Provide an exact copy of the data, excluding the images.

Stored items from a collection:
## Begin

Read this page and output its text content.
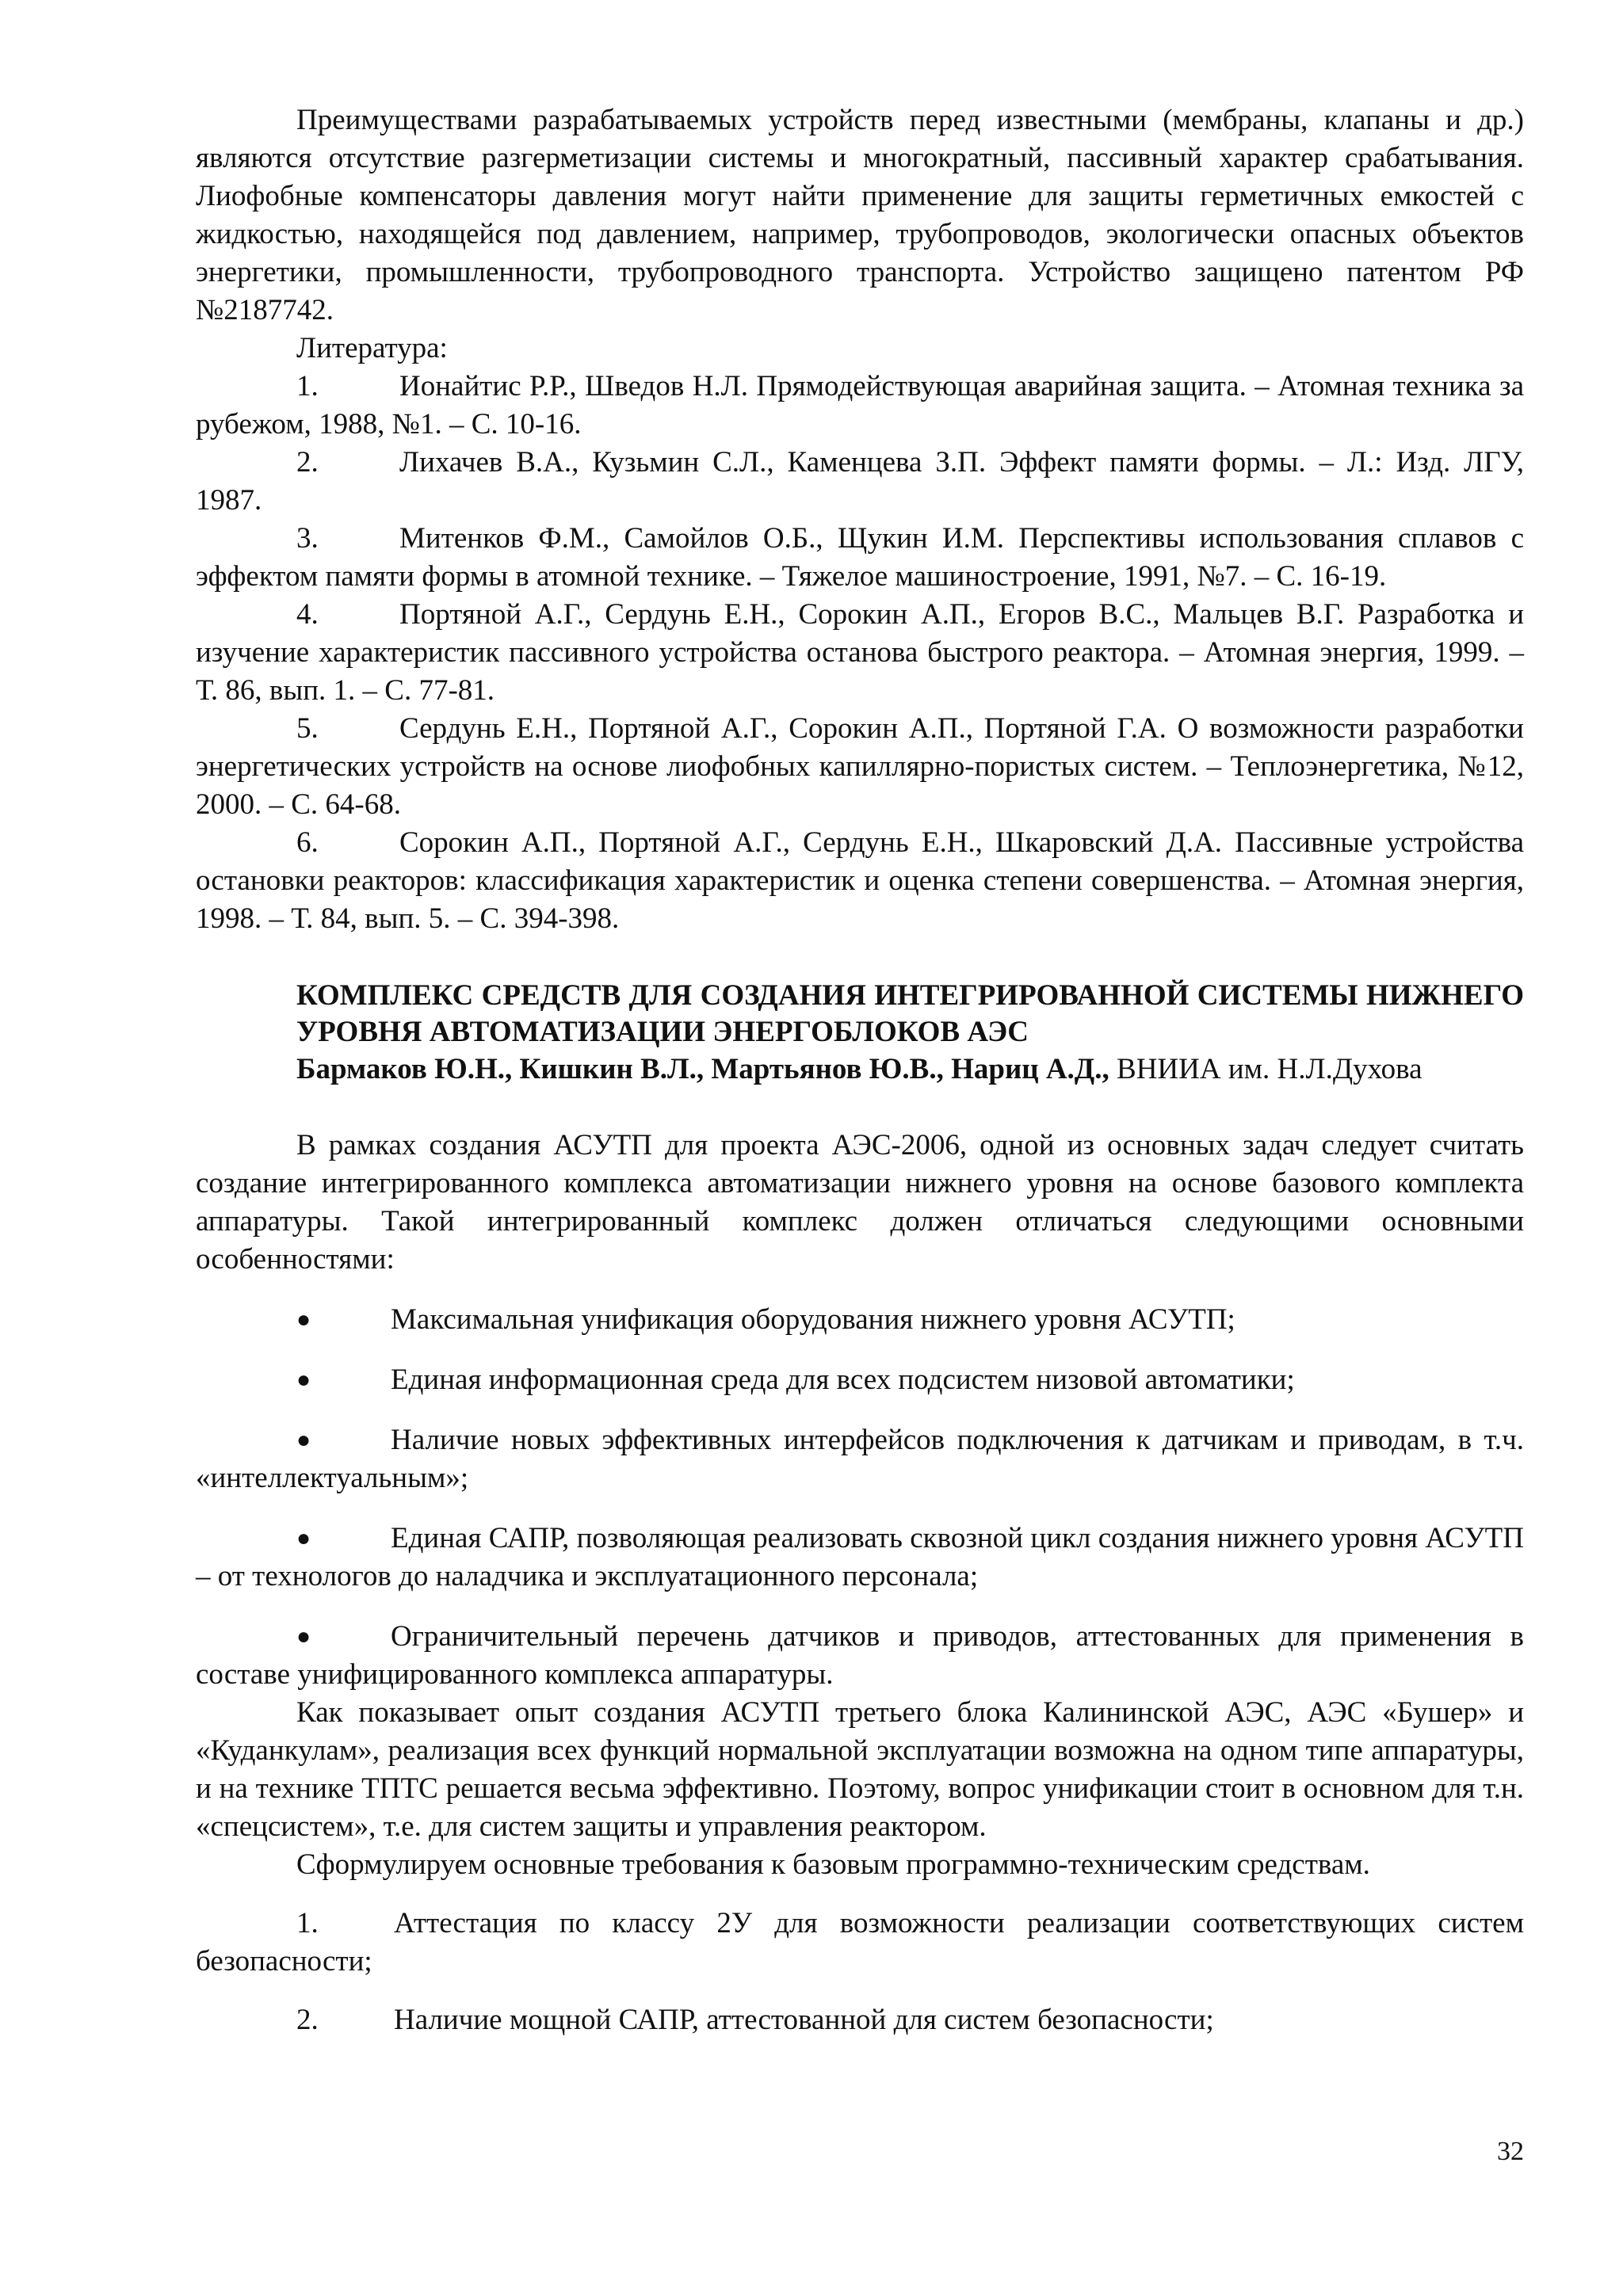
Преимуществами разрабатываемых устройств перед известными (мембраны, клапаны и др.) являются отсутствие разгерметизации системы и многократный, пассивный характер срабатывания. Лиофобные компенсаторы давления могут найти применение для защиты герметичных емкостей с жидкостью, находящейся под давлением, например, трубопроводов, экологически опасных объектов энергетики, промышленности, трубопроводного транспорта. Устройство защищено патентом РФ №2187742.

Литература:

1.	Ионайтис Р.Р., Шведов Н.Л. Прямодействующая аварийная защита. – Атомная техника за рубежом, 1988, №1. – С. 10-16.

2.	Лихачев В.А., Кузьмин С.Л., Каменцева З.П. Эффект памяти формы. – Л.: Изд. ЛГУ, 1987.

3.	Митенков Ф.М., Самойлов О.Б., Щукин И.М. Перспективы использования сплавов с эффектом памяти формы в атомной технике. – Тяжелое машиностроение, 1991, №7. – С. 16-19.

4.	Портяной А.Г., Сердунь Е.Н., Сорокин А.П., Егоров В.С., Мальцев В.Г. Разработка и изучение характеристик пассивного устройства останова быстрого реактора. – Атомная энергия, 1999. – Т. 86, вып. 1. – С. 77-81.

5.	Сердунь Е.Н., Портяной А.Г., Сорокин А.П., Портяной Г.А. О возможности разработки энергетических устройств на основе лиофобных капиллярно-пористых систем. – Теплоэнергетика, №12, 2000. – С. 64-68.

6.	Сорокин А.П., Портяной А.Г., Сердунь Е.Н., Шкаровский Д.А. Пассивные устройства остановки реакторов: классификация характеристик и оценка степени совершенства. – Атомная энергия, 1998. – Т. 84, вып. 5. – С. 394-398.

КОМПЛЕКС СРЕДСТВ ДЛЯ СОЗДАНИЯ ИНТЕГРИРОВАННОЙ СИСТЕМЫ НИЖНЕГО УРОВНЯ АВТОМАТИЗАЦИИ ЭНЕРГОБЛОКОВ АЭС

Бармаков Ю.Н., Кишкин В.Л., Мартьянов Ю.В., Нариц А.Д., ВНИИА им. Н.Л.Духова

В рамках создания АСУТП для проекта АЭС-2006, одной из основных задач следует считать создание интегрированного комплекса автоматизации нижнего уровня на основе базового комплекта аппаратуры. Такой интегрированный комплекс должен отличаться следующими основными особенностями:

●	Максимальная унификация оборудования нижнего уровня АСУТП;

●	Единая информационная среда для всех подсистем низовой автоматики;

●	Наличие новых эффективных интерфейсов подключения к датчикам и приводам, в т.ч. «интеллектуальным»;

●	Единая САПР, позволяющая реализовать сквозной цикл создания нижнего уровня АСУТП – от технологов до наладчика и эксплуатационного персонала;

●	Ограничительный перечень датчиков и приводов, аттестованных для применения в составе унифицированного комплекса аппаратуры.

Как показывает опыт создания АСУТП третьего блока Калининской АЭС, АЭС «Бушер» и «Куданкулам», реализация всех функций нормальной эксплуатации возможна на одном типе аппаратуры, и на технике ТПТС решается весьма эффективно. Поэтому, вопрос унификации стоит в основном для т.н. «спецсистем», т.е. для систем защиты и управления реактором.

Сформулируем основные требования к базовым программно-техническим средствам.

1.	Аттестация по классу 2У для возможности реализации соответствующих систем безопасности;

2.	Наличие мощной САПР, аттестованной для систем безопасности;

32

## End

Correct response =
Read this page and output its text content.
Преимуществами разрабатываемых устройств перед известными (мембраны, клапаны и др.) являются отсутствие разгерметизации системы и многократный, пассивный характер срабатывания. Лиофобные компенсаторы давления могут найти применение для защиты герметичных емкостей с жидкостью, находящейся под давлением, например, трубопроводов, экологически опасных объектов энергетики, промышленности, трубопроводного транспорта. Устройство защищено патентом РФ №2187742.

Литература:

1.	Ионайтис Р.Р., Шведов Н.Л. Прямодействующая аварийная защита. – Атомная техника за рубежом, 1988, №1. – С. 10-16.

2.	Лихачев В.А., Кузьмин С.Л., Каменцева З.П. Эффект памяти формы. – Л.: Изд. ЛГУ, 1987.

3.	Митенков Ф.М., Самойлов О.Б., Щукин И.М. Перспективы использования сплавов с эффектом памяти формы в атомной технике. – Тяжелое машиностроение, 1991, №7. – С. 16-19.

4.	Портяной А.Г., Сердунь Е.Н., Сорокин А.П., Егоров В.С., Мальцев В.Г. Разработка и изучение характеристик пассивного устройства останова быстрого реактора. – Атомная энергия, 1999. – Т. 86, вып. 1. – С. 77-81.

5.	Сердунь Е.Н., Портяной А.Г., Сорокин А.П., Портяной Г.А. О возможности разработки энергетических устройств на основе лиофобных капиллярно-пористых систем. – Теплоэнергетика, №12, 2000. – С. 64-68.

6.	Сорокин А.П., Портяной А.Г., Сердунь Е.Н., Шкаровский Д.А. Пассивные устройства остановки реакторов: классификация характеристик и оценка степени совершенства. – Атомная энергия, 1998. – Т. 84, вып. 5. – С. 394-398.

КОМПЛЕКС СРЕДСТВ ДЛЯ СОЗДАНИЯ ИНТЕГРИРОВАННОЙ СИСТЕМЫ НИЖНЕГО УРОВНЯ АВТОМАТИЗАЦИИ ЭНЕРГОБЛОКОВ АЭС

Бармаков Ю.Н., Кишкин В.Л., Мартьянов Ю.В., Нариц А.Д., ВНИИА им. Н.Л.Духова

В рамках создания АСУТП для проекта АЭС-2006, одной из основных задач следует считать создание интегрированного комплекса автоматизации нижнего уровня на основе базового комплекта аппаратуры. Такой интегрированный комплекс должен отличаться следующими основными особенностями:

●	Максимальная унификация оборудования нижнего уровня АСУТП;

●	Единая информационная среда для всех подсистем низовой автоматики;

●	Наличие новых эффективных интерфейсов подключения к датчикам и приводам, в т.ч. «интеллектуальным»;

●	Единая САПР, позволяющая реализовать сквозной цикл создания нижнего уровня АСУТП – от технологов до наладчика и эксплуатационного персонала;

●	Ограничительный перечень датчиков и приводов, аттестованных для применения в составе унифицированного комплекса аппаратуры.

Как показывает опыт создания АСУТП третьего блока Калининской АЭС, АЭС «Бушер» и «Куданкулам», реализация всех функций нормальной эксплуатации возможна на одном типе аппаратуры, и на технике ТПТС решается весьма эффективно. Поэтому, вопрос унификации стоит в основном для т.н. «спецсистем», т.е. для систем защиты и управления реактором.

Сформулируем основные требования к базовым программно-техническим средствам.

1.	Аттестация по классу 2У для возможности реализации соответствующих систем безопасности;

2.	Наличие мощной САПР, аттестованной для систем безопасности;

32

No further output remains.